» **Records for this exercise**
'''

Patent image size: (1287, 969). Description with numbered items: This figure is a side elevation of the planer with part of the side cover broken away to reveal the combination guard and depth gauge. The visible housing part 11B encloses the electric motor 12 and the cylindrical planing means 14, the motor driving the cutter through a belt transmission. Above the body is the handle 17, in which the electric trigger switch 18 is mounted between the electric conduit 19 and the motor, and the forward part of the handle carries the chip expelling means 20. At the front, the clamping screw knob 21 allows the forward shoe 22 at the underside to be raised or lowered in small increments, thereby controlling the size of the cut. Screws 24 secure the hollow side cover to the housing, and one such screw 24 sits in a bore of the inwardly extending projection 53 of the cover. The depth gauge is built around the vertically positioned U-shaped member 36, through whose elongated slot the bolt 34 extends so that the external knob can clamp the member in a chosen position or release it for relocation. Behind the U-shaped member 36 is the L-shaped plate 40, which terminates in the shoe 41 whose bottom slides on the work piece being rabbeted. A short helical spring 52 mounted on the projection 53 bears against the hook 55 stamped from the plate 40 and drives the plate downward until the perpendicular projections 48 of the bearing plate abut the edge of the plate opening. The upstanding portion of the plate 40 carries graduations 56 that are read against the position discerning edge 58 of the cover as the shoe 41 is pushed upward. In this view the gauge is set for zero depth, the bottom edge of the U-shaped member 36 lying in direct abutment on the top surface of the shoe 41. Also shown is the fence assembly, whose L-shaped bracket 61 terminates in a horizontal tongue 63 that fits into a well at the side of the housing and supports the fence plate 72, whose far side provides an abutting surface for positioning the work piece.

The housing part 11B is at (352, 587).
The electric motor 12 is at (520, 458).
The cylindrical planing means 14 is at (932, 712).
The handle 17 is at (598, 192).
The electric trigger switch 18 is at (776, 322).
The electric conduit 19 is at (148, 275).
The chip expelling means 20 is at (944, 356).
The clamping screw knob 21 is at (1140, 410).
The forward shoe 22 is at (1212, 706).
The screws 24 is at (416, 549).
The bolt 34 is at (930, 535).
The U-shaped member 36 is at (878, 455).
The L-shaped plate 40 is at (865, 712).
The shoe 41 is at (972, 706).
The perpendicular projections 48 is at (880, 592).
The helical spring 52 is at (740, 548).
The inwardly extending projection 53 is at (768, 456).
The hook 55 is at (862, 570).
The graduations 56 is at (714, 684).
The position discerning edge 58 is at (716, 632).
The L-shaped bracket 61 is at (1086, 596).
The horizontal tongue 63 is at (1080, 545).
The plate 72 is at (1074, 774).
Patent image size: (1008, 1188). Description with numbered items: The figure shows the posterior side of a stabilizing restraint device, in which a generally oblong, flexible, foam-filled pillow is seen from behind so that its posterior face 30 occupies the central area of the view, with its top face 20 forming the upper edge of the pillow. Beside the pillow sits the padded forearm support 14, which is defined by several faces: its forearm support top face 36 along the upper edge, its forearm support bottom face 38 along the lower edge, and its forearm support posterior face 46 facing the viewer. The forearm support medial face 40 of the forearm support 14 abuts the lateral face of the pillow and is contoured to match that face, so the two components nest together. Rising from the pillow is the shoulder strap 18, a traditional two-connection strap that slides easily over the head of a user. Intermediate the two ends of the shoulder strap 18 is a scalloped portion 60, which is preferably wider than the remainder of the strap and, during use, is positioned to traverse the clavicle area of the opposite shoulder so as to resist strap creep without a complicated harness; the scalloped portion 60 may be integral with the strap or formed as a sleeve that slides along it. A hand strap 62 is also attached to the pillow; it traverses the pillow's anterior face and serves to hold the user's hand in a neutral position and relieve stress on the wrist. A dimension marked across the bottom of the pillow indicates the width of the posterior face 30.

'''

Copy out all of the entries above word for word, keeping every line as it is.

» **Answer for the task**
Patent image size: (1287, 969). Description with numbered items: This figure is a side elevation of the planer with part of the side cover broken away to reveal the combination guard and depth gauge. The visible housing part 11B encloses the electric motor 12 and the cylindrical planing means 14, the motor driving the cutter through a belt transmission. Above the body is the handle 17, in which the electric trigger switch 18 is mounted between the electric conduit 19 and the motor, and the forward part of the handle carries the chip expelling means 20. At the front, the clamping screw knob 21 allows the forward shoe 22 at the underside to be raised or lowered in small increments, thereby controlling the size of the cut. Screws 24 secure the hollow side cover to the housing, and one such screw 24 sits in a bore of the inwardly extending projection 53 of the cover. The depth gauge is built around the vertically positioned U-shaped member 36, through whose elongated slot the bolt 34 extends so that the external knob can clamp the member in a chosen position or release it for relocation. Behind the U-shaped member 36 is the L-shaped plate 40, which terminates in the shoe 41 whose bottom slides on the work piece being rabbeted. A short helical spring 52 mounted on the projection 53 bears against the hook 55 stamped from the plate 40 and drives the plate downward until the perpendicular projections 48 of the bearing plate abut the edge of the plate opening. The upstanding portion of the plate 40 carries graduations 56 that are read against the position discerning edge 58 of the cover as the shoe 41 is pushed upward. In this view the gauge is set for zero depth, the bottom edge of the U-shaped member 36 lying in direct abutment on the top surface of the shoe 41. Also shown is the fence assembly, whose L-shaped bracket 61 terminates in a horizontal tongue 63 that fits into a well at the side of the housing and supports the fence plate 72, whose far side provides an abutting surface for positioning the work piece.

The housing part 11B is at (352, 587).
The electric motor 12 is at (520, 458).
The cylindrical planing means 14 is at (932, 712).
The handle 17 is at (598, 192).
The electric trigger switch 18 is at (776, 322).
The electric conduit 19 is at (148, 275).
The chip expelling means 20 is at (944, 356).
The clamping screw knob 21 is at (1140, 410).
The forward shoe 22 is at (1212, 706).
The screws 24 is at (416, 549).
The bolt 34 is at (930, 535).
The U-shaped member 36 is at (878, 455).
The L-shaped plate 40 is at (865, 712).
The shoe 41 is at (972, 706).
The perpendicular projections 48 is at (880, 592).
The helical spring 52 is at (740, 548).
The inwardly extending projection 53 is at (768, 456).
The hook 55 is at (862, 570).
The graduations 56 is at (714, 684).
The position discerning edge 58 is at (716, 632).
The L-shaped bracket 61 is at (1086, 596).
The horizontal tongue 63 is at (1080, 545).
The plate 72 is at (1074, 774).
Patent image size: (1008, 1188). Description with numbered items: The figure shows the posterior side of a stabilizing restraint device, in which a generally oblong, flexible, foam-filled pillow is seen from behind so that its posterior face 30 occupies the central area of the view, with its top face 20 forming the upper edge of the pillow. Beside the pillow sits the padded forearm support 14, which is defined by several faces: its forearm support top face 36 along the upper edge, its forearm support bottom face 38 along the lower edge, and its forearm support posterior face 46 facing the viewer. The forearm support medial face 40 of the forearm support 14 abuts the lateral face of the pillow and is contoured to match that face, so the two components nest together. Rising from the pillow is the shoulder strap 18, a traditional two-connection strap that slides easily over the head of a user. Intermediate the two ends of the shoulder strap 18 is a scalloped portion 60, which is preferably wider than the remainder of the strap and, during use, is positioned to traverse the clavicle area of the opposite shoulder so as to resist strap creep without a complicated harness; the scalloped portion 60 may be integral with the strap or formed as a sleeve that slides along it. A hand strap 62 is also attached to the pillow; it traverses the pillow's anterior face and serves to hold the user's hand in a neutral position and relieve stress on the wrist. A dimension marked across the bottom of the pillow indicates the width of the posterior face 30.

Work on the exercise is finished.